= Set exercise =
Skip the pictures and extract all of the lines exactly as written.

Figure data in JSON
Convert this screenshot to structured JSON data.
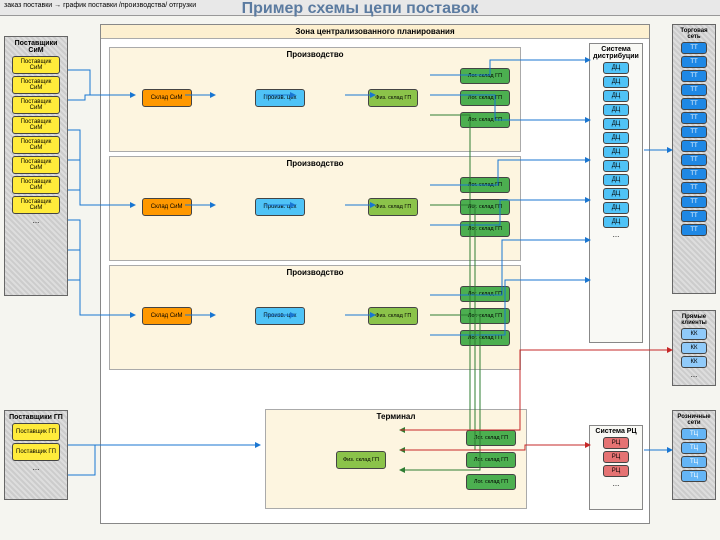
{
  "topbar_text": "заказ поставки → график поставки /производства/ отгрузки",
  "title": "Пример схемы цепи поставок",
  "suppliers_sim": {
    "label": "Поставщики СиМ",
    "items": [
      "Поставщик СиМ",
      "Поставщик СиМ",
      "Поставщик СиМ",
      "Поставщик СиМ",
      "Поставщик СиМ",
      "Поставщик СиМ",
      "Поставщик СиМ",
      "Поставщик СиМ"
    ]
  },
  "suppliers_gp": {
    "label": "Поставщики ГП",
    "items": [
      "Поставщик ГП",
      "Поставщик ГП"
    ]
  },
  "planning_zone": "Зона централизованного планирования",
  "production_label": "Производство",
  "terminal_label": "Терминал",
  "warehouse_sim": "Склад СиМ",
  "prod_shop": "Произв. цех",
  "phys_gp": "Физ. склад ГП",
  "log_gp": "Лог. склад ГП",
  "dist_system": {
    "label": "Система дистрибуции",
    "item": "ДЦ",
    "count": 12
  },
  "rc_system": {
    "label": "Система РЦ",
    "item": "РЦ",
    "count": 3
  },
  "trade_net": {
    "label": "Торговая сеть",
    "item": "ТТ",
    "count": 14
  },
  "direct_clients": {
    "label": "Прямые клиенты",
    "item": "КК",
    "count": 3
  },
  "retail_net": {
    "label": "Розничные сети",
    "item": "ТЦ",
    "count": 4
  },
  "ellipsis": "...",
  "colors": {
    "title": "#5b7ba0",
    "yellow": "#ffeb3b",
    "orange": "#ff9800",
    "cyan": "#4fc3f7",
    "lime": "#8bc34a",
    "green": "#4caf50",
    "blue": "#1e88e5",
    "red": "#e57373",
    "lightblue": "#90caf9",
    "zone_bg": "#fdf0d0"
  }
}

= Output below =
Convert this screenshot to structured JSON data.
{
  "topbar_text": "заказ поставки → график поставки /производства/ отгрузки",
  "title": "Пример схемы цепи поставок",
  "suppliers_sim": {
    "label": "Поставщики СиМ",
    "items": [
      "Поставщик СиМ",
      "Поставщик СиМ",
      "Поставщик СиМ",
      "Поставщик СиМ",
      "Поставщик СиМ",
      "Поставщик СиМ",
      "Поставщик СиМ",
      "Поставщик СиМ"
    ]
  },
  "suppliers_gp": {
    "label": "Поставщики ГП",
    "items": [
      "Поставщик ГП",
      "Поставщик ГП"
    ]
  },
  "planning_zone": "Зона централизованного планирования",
  "production_label": "Производство",
  "terminal_label": "Терминал",
  "warehouse_sim": "Склад СиМ",
  "prod_shop": "Произв. цех",
  "phys_gp": "Физ. склад ГП",
  "log_gp": "Лог. склад ГП",
  "dist_system": {
    "label": "Система дистрибуции",
    "item": "ДЦ",
    "count": 12
  },
  "rc_system": {
    "label": "Система РЦ",
    "item": "РЦ",
    "count": 3
  },
  "trade_net": {
    "label": "Торговая сеть",
    "item": "ТТ",
    "count": 14
  },
  "direct_clients": {
    "label": "Прямые клиенты",
    "item": "КК",
    "count": 3
  },
  "retail_net": {
    "label": "Розничные сети",
    "item": "ТЦ",
    "count": 4
  },
  "ellipsis": "...",
  "colors": {
    "title": "#5b7ba0",
    "yellow": "#ffeb3b",
    "orange": "#ff9800",
    "cyan": "#4fc3f7",
    "lime": "#8bc34a",
    "green": "#4caf50",
    "blue": "#1e88e5",
    "red": "#e57373",
    "lightblue": "#90caf9",
    "zone_bg": "#fdf0d0"
  }
}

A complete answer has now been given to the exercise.